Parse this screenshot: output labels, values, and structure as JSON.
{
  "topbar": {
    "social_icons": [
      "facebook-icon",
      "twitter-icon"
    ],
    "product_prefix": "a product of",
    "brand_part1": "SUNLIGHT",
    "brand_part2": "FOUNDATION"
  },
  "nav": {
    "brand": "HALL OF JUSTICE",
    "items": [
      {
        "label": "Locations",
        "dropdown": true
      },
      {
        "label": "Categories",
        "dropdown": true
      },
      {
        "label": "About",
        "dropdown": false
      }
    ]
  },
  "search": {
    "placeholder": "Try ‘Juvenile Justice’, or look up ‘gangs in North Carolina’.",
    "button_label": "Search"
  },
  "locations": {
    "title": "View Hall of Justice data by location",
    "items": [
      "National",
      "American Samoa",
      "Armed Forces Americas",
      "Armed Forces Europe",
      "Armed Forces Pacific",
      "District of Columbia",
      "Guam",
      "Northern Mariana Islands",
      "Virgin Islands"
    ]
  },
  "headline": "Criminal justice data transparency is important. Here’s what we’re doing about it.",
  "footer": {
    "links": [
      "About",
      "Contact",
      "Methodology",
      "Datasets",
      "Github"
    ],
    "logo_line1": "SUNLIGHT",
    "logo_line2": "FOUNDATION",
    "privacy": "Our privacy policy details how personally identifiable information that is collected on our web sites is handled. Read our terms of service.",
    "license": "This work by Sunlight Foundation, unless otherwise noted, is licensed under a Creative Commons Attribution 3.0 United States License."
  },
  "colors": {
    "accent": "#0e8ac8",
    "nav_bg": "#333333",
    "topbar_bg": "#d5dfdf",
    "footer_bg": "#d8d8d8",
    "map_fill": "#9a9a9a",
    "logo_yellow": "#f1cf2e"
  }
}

★ ★ ★ ★ ★

▶ **Work to be completed**
Word for word, write out all of the data above.

▶ **Solution to this problem**
Parse this screenshot: output labels, values, and structure as JSON.
{
  "topbar": {
    "social_icons": [
      "facebook-icon",
      "twitter-icon"
    ],
    "product_prefix": "a product of",
    "brand_part1": "SUNLIGHT",
    "brand_part2": "FOUNDATION"
  },
  "nav": {
    "brand": "HALL OF JUSTICE",
    "items": [
      {
        "label": "Locations",
        "dropdown": true
      },
      {
        "label": "Categories",
        "dropdown": true
      },
      {
        "label": "About",
        "dropdown": false
      }
    ]
  },
  "search": {
    "placeholder": "Try ‘Juvenile Justice’, or look up ‘gangs in North Carolina’.",
    "button_label": "Search"
  },
  "locations": {
    "title": "View Hall of Justice data by location",
    "items": [
      "National",
      "American Samoa",
      "Armed Forces Americas",
      "Armed Forces Europe",
      "Armed Forces Pacific",
      "District of Columbia",
      "Guam",
      "Northern Mariana Islands",
      "Virgin Islands"
    ]
  },
  "headline": "Criminal justice data transparency is important. Here’s what we’re doing about it.",
  "footer": {
    "links": [
      "About",
      "Contact",
      "Methodology",
      "Datasets",
      "Github"
    ],
    "logo_line1": "SUNLIGHT",
    "logo_line2": "FOUNDATION",
    "privacy": "Our privacy policy details how personally identifiable information that is collected on our web sites is handled. Read our terms of service.",
    "license": "This work by Sunlight Foundation, unless otherwise noted, is licensed under a Creative Commons Attribution 3.0 United States License."
  },
  "colors": {
    "accent": "#0e8ac8",
    "nav_bg": "#333333",
    "topbar_bg": "#d5dfdf",
    "footer_bg": "#d8d8d8",
    "map_fill": "#9a9a9a",
    "logo_yellow": "#f1cf2e"
  }
}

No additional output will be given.